* _Brief_
Copy every entry word for word, but skip the pictures.
··········
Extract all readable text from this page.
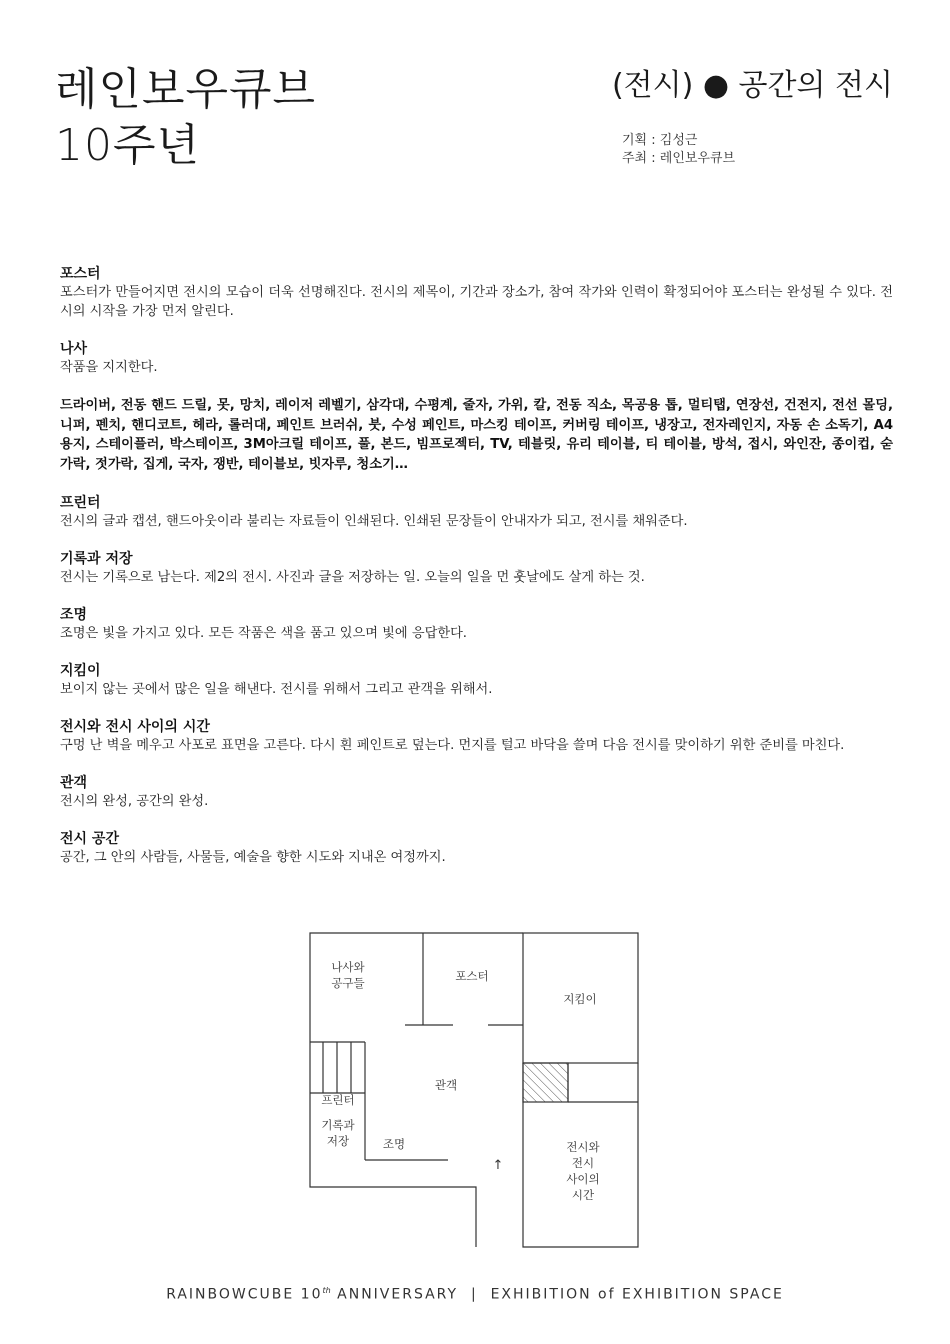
레인보우큐브
10주년
(전시) ● 공간의 전시
기획 : 김성근
주최 : 레인보우큐브
포스터
포스터가 만들어지면 전시의 모습이 더욱 선명해진다. 전시의 제목이, 기간과 장소가, 참여 작가와 인력이 확정되어야 포스터는 완성될 수 있다. 전시의 시작을 가장 먼저 알린다.
나사
작품을 지지한다.
드라이버, 전동 핸드 드릴, 못, 망치, 레이저 레벨기, 삼각대, 수평계, 줄자, 가위, 칼, 전동 직소, 목공용 톱, 멀티탭, 연장선, 건전지, 전선 몰딩, 니퍼, 펜치, 핸디코트, 헤라, 롤러대, 페인트 브러쉬, 붓, 수성 페인트, 마스킹 테이프, 커버링 테이프, 냉장고, 전자레인지, 자동 손 소독기, A4용지, 스테이플러, 박스테이프, 3M아크릴 테이프, 풀, 본드, 빔프로젝터, TV, 테블릿, 유리 테이블, 티 테이블, 방석, 접시, 와인잔, 종이컵, 숟가락, 젓가락, 집게, 국자, 쟁반, 테이블보, 빗자루, 청소기…
프린터
전시의 글과 캡션, 핸드아웃이라 불리는 자료들이 인쇄된다. 인쇄된 문장들이 안내자가 되고, 전시를 채워준다.
기록과 저장
전시는 기록으로 남는다. 제2의 전시. 사진과 글을 저장하는 일. 오늘의 일을 먼 훗날에도 살게 하는 것.
조명
조명은 빛을 가지고 있다. 모든 작품은 색을 품고 있으며 빛에 응답한다.
지킴이
보이지 않는 곳에서 많은 일을 해낸다. 전시를 위해서 그리고 관객을 위해서.
전시와 전시 사이의 시간
구멍 난 벽을 메우고 사포로 표면을 고른다. 다시 흰 페인트로 덮는다. 먼지를 털고 바닥을 쓸며 다음 전시를 맞이하기 위한 준비를 마친다.
관객
전시의 완성, 공간의 완성.
전시 공간
공간, 그 안의 사람들, 사물들, 예술을 향한 시도와 지내온 여정까지.
나사와
공구들	포스터
지킴이
관객
프린터
기록과
저장	조명	전시와
전시
사이의
시간
↑
RAINBOWCUBE 10th ANNIVERSARY  |  EXHIBITION of EXHIBITION SPACE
··········
* _Answer to this task_
Extract all readable text from this page.
레인보우큐브
10주년
(전시) ● 공간의 전시
기획 : 김성근
주최 : 레인보우큐브
포스터
포스터가 만들어지면 전시의 모습이 더욱 선명해진다. 전시의 제목이, 기간과 장소가, 참여 작가와 인력이 확정되어야 포스터는 완성될 수 있다. 전시의 시작을 가장 먼저 알린다.
나사
작품을 지지한다.
드라이버, 전동 핸드 드릴, 못, 망치, 레이저 레벨기, 삼각대, 수평계, 줄자, 가위, 칼, 전동 직소, 목공용 톱, 멀티탭, 연장선, 건전지, 전선 몰딩, 니퍼, 펜치, 핸디코트, 헤라, 롤러대, 페인트 브러쉬, 붓, 수성 페인트, 마스킹 테이프, 커버링 테이프, 냉장고, 전자레인지, 자동 손 소독기, A4용지, 스테이플러, 박스테이프, 3M아크릴 테이프, 풀, 본드, 빔프로젝터, TV, 테블릿, 유리 테이블, 티 테이블, 방석, 접시, 와인잔, 종이컵, 숟가락, 젓가락, 집게, 국자, 쟁반, 테이블보, 빗자루, 청소기…
프린터
전시의 글과 캡션, 핸드아웃이라 불리는 자료들이 인쇄된다. 인쇄된 문장들이 안내자가 되고, 전시를 채워준다.
기록과 저장
전시는 기록으로 남는다. 제2의 전시. 사진과 글을 저장하는 일. 오늘의 일을 먼 훗날에도 살게 하는 것.
조명
조명은 빛을 가지고 있다. 모든 작품은 색을 품고 있으며 빛에 응답한다.
지킴이
보이지 않는 곳에서 많은 일을 해낸다. 전시를 위해서 그리고 관객을 위해서.
전시와 전시 사이의 시간
구멍 난 벽을 메우고 사포로 표면을 고른다. 다시 흰 페인트로 덮는다. 먼지를 털고 바닥을 쓸며 다음 전시를 맞이하기 위한 준비를 마친다.
관객
전시의 완성, 공간의 완성.
전시 공간
공간, 그 안의 사람들, 사물들, 예술을 향한 시도와 지내온 여정까지.
나사와
공구들	포스터
지킴이
관객
프린터
기록과
저장	조명	전시와
전시
사이의
시간
↑
RAINBOWCUBE 10th ANNIVERSARY  |  EXHIBITION of EXHIBITION SPACE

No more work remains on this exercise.